Task directions: Transcribe the full listing below exactly.

Information provided:
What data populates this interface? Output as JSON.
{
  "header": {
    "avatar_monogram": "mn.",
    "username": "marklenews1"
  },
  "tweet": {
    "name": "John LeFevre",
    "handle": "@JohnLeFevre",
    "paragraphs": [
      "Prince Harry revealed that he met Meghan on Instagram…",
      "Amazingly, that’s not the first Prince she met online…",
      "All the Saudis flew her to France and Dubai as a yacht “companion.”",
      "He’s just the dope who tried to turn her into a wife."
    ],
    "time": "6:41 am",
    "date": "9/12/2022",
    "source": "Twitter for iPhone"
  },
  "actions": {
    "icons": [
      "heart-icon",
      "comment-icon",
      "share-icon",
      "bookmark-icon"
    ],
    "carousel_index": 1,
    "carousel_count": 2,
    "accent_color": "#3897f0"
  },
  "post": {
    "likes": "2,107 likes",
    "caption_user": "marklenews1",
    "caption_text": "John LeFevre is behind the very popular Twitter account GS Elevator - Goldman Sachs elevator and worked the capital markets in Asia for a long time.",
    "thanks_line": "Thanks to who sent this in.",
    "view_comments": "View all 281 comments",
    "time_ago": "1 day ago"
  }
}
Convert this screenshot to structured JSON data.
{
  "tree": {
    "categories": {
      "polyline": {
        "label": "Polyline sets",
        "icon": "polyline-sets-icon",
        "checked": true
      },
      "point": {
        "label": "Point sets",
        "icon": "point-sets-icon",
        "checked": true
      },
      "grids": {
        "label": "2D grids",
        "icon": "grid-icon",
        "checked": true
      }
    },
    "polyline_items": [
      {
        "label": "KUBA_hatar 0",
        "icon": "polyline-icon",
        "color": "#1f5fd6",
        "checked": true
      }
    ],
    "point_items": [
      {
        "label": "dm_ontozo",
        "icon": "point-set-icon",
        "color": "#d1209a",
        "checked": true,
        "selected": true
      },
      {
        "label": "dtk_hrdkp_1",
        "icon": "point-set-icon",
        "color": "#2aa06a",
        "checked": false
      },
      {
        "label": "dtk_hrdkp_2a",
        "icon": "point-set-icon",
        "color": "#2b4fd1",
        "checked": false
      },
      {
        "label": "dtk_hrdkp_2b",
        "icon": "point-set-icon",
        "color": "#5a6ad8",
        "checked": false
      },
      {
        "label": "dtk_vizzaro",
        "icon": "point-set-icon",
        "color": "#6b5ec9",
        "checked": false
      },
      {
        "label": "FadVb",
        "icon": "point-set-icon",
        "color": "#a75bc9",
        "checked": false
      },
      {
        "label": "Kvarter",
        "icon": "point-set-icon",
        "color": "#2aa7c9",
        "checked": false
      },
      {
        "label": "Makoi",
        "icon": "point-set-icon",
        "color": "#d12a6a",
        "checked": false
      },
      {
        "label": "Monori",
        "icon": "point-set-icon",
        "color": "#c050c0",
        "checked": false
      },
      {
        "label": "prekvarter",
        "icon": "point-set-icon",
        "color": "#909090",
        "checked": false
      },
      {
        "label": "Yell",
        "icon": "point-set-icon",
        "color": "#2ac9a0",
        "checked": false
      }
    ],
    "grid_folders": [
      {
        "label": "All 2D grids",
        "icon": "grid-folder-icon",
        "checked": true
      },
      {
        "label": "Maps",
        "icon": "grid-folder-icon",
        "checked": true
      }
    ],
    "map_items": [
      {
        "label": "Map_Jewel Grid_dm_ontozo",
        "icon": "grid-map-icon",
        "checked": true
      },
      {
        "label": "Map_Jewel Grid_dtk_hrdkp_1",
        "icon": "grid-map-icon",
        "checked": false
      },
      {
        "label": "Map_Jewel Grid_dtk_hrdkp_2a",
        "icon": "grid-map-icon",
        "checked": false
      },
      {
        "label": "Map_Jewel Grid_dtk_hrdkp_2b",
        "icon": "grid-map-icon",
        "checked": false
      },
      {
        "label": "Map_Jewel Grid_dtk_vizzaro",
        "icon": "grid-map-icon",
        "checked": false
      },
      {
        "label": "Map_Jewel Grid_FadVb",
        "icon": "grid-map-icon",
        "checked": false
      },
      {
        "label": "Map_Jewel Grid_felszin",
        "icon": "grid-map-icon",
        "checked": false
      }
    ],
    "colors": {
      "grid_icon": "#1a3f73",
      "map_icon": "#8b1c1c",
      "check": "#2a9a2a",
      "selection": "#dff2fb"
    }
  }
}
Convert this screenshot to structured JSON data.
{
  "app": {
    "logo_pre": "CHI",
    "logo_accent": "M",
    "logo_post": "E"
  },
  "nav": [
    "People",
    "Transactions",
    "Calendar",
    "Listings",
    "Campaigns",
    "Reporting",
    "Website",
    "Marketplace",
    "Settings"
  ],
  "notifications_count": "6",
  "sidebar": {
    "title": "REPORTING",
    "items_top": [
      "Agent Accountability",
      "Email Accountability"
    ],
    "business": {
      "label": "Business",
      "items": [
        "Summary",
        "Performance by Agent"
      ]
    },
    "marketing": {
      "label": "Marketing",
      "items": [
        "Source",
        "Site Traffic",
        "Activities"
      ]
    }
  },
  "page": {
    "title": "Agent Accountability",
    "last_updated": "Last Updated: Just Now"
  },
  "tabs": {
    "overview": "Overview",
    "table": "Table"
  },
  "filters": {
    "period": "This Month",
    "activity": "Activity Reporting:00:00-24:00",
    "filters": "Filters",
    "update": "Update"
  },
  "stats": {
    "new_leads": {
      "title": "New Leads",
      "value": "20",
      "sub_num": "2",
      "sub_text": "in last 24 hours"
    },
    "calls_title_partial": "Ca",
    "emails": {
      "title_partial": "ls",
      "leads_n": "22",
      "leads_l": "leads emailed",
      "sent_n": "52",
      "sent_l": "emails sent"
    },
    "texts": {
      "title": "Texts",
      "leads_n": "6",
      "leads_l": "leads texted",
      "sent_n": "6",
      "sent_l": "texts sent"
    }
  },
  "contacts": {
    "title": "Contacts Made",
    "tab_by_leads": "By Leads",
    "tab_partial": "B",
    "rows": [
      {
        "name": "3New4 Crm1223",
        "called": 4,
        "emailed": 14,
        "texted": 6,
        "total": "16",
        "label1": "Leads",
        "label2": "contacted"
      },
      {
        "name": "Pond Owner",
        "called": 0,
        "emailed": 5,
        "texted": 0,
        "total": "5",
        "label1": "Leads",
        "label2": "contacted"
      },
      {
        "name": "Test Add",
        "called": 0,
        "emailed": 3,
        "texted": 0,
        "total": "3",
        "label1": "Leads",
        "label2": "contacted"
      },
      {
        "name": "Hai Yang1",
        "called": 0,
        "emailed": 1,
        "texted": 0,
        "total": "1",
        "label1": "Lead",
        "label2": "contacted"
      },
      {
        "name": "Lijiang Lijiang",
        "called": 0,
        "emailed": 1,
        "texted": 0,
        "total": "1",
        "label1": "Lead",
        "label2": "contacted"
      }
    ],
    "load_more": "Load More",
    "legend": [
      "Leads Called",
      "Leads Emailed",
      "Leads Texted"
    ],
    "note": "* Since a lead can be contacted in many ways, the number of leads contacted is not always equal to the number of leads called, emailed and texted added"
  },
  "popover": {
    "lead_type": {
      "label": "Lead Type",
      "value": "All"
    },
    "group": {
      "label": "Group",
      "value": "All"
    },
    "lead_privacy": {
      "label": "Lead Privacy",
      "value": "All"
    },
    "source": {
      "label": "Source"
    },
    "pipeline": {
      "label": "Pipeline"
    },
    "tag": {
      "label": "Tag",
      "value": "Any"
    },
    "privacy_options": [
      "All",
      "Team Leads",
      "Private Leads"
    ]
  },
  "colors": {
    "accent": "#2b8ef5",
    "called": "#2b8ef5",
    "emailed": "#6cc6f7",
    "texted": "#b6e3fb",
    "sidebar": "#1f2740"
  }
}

Written solution:
What data populates this interface? Output as JSON.
{
  "header": {
    "avatar_monogram": "mn.",
    "username": "marklenews1"
  },
  "tweet": {
    "name": "John LeFevre",
    "handle": "@JohnLeFevre",
    "paragraphs": [
      "Prince Harry revealed that he met Meghan on Instagram…",
      "Amazingly, that’s not the first Prince she met online…",
      "All the Saudis flew her to France and Dubai as a yacht “companion.”",
      "He’s just the dope who tried to turn her into a wife."
    ],
    "time": "6:41 am",
    "date": "9/12/2022",
    "source": "Twitter for iPhone"
  },
  "actions": {
    "icons": [
      "heart-icon",
      "comment-icon",
      "share-icon",
      "bookmark-icon"
    ],
    "carousel_index": 1,
    "carousel_count": 2,
    "accent_color": "#3897f0"
  },
  "post": {
    "likes": "2,107 likes",
    "caption_user": "marklenews1",
    "caption_text": "John LeFevre is behind the very popular Twitter account GS Elevator - Goldman Sachs elevator and worked the capital markets in Asia for a long time.",
    "thanks_line": "Thanks to who sent this in.",
    "view_comments": "View all 281 comments",
    "time_ago": "1 day ago"
  }
}
Convert this screenshot to structured JSON data.
{
  "tree": {
    "categories": {
      "polyline": {
        "label": "Polyline sets",
        "icon": "polyline-sets-icon",
        "checked": true
      },
      "point": {
        "label": "Point sets",
        "icon": "point-sets-icon",
        "checked": true
      },
      "grids": {
        "label": "2D grids",
        "icon": "grid-icon",
        "checked": true
      }
    },
    "polyline_items": [
      {
        "label": "KUBA_hatar 0",
        "icon": "polyline-icon",
        "color": "#1f5fd6",
        "checked": true
      }
    ],
    "point_items": [
      {
        "label": "dm_ontozo",
        "icon": "point-set-icon",
        "color": "#d1209a",
        "checked": true,
        "selected": true
      },
      {
        "label": "dtk_hrdkp_1",
        "icon": "point-set-icon",
        "color": "#2aa06a",
        "checked": false
      },
      {
        "label": "dtk_hrdkp_2a",
        "icon": "point-set-icon",
        "color": "#2b4fd1",
        "checked": false
      },
      {
        "label": "dtk_hrdkp_2b",
        "icon": "point-set-icon",
        "color": "#5a6ad8",
        "checked": false
      },
      {
        "label": "dtk_vizzaro",
        "icon": "point-set-icon",
        "color": "#6b5ec9",
        "checked": false
      },
      {
        "label": "FadVb",
        "icon": "point-set-icon",
        "color": "#a75bc9",
        "checked": false
      },
      {
        "label": "Kvarter",
        "icon": "point-set-icon",
        "color": "#2aa7c9",
        "checked": false
      },
      {
        "label": "Makoi",
        "icon": "point-set-icon",
        "color": "#d12a6a",
        "checked": false
      },
      {
        "label": "Monori",
        "icon": "point-set-icon",
        "color": "#c050c0",
        "checked": false
      },
      {
        "label": "prekvarter",
        "icon": "point-set-icon",
        "color": "#909090",
        "checked": false
      },
      {
        "label": "Yell",
        "icon": "point-set-icon",
        "color": "#2ac9a0",
        "checked": false
      }
    ],
    "grid_folders": [
      {
        "label": "All 2D grids",
        "icon": "grid-folder-icon",
        "checked": true
      },
      {
        "label": "Maps",
        "icon": "grid-folder-icon",
        "checked": true
      }
    ],
    "map_items": [
      {
        "label": "Map_Jewel Grid_dm_ontozo",
        "icon": "grid-map-icon",
        "checked": true
      },
      {
        "label": "Map_Jewel Grid_dtk_hrdkp_1",
        "icon": "grid-map-icon",
        "checked": false
      },
      {
        "label": "Map_Jewel Grid_dtk_hrdkp_2a",
        "icon": "grid-map-icon",
        "checked": false
      },
      {
        "label": "Map_Jewel Grid_dtk_hrdkp_2b",
        "icon": "grid-map-icon",
        "checked": false
      },
      {
        "label": "Map_Jewel Grid_dtk_vizzaro",
        "icon": "grid-map-icon",
        "checked": false
      },
      {
        "label": "Map_Jewel Grid_FadVb",
        "icon": "grid-map-icon",
        "checked": false
      },
      {
        "label": "Map_Jewel Grid_felszin",
        "icon": "grid-map-icon",
        "checked": false
      }
    ],
    "colors": {
      "grid_icon": "#1a3f73",
      "map_icon": "#8b1c1c",
      "check": "#2a9a2a",
      "selection": "#dff2fb"
    }
  }
}
Convert this screenshot to structured JSON data.
{
  "app": {
    "logo_pre": "CHI",
    "logo_accent": "M",
    "logo_post": "E"
  },
  "nav": [
    "People",
    "Transactions",
    "Calendar",
    "Listings",
    "Campaigns",
    "Reporting",
    "Website",
    "Marketplace",
    "Settings"
  ],
  "notifications_count": "6",
  "sidebar": {
    "title": "REPORTING",
    "items_top": [
      "Agent Accountability",
      "Email Accountability"
    ],
    "business": {
      "label": "Business",
      "items": [
        "Summary",
        "Performance by Agent"
      ]
    },
    "marketing": {
      "label": "Marketing",
      "items": [
        "Source",
        "Site Traffic",
        "Activities"
      ]
    }
  },
  "page": {
    "title": "Agent Accountability",
    "last_updated": "Last Updated: Just Now"
  },
  "tabs": {
    "overview": "Overview",
    "table": "Table"
  },
  "filters": {
    "period": "This Month",
    "activity": "Activity Reporting:00:00-24:00",
    "filters": "Filters",
    "update": "Update"
  },
  "stats": {
    "new_leads": {
      "title": "New Leads",
      "value": "20",
      "sub_num": "2",
      "sub_text": "in last 24 hours"
    },
    "calls_title_partial": "Ca",
    "emails": {
      "title_partial": "ls",
      "leads_n": "22",
      "leads_l": "leads emailed",
      "sent_n": "52",
      "sent_l": "emails sent"
    },
    "texts": {
      "title": "Texts",
      "leads_n": "6",
      "leads_l": "leads texted",
      "sent_n": "6",
      "sent_l": "texts sent"
    }
  },
  "contacts": {
    "title": "Contacts Made",
    "tab_by_leads": "By Leads",
    "tab_partial": "B",
    "rows": [
      {
        "name": "3New4 Crm1223",
        "called": 4,
        "emailed": 14,
        "texted": 6,
        "total": "16",
        "label1": "Leads",
        "label2": "contacted"
      },
      {
        "name": "Pond Owner",
        "called": 0,
        "emailed": 5,
        "texted": 0,
        "total": "5",
        "label1": "Leads",
        "label2": "contacted"
      },
      {
        "name": "Test Add",
        "called": 0,
        "emailed": 3,
        "texted": 0,
        "total": "3",
        "label1": "Leads",
        "label2": "contacted"
      },
      {
        "name": "Hai Yang1",
        "called": 0,
        "emailed": 1,
        "texted": 0,
        "total": "1",
        "label1": "Lead",
        "label2": "contacted"
      },
      {
        "name": "Lijiang Lijiang",
        "called": 0,
        "emailed": 1,
        "texted": 0,
        "total": "1",
        "label1": "Lead",
        "label2": "contacted"
      }
    ],
    "load_more": "Load More",
    "legend": [
      "Leads Called",
      "Leads Emailed",
      "Leads Texted"
    ],
    "note": "* Since a lead can be contacted in many ways, the number of leads contacted is not always equal to the number of leads called, emailed and texted added"
  },
  "popover": {
    "lead_type": {
      "label": "Lead Type",
      "value": "All"
    },
    "group": {
      "label": "Group",
      "value": "All"
    },
    "lead_privacy": {
      "label": "Lead Privacy",
      "value": "All"
    },
    "source": {
      "label": "Source"
    },
    "pipeline": {
      "label": "Pipeline"
    },
    "tag": {
      "label": "Tag",
      "value": "Any"
    },
    "privacy_options": [
      "All",
      "Team Leads",
      "Private Leads"
    ]
  },
  "colors": {
    "accent": "#2b8ef5",
    "called": "#2b8ef5",
    "emailed": "#6cc6f7",
    "texted": "#b6e3fb",
    "sidebar": "#1f2740"
  }
}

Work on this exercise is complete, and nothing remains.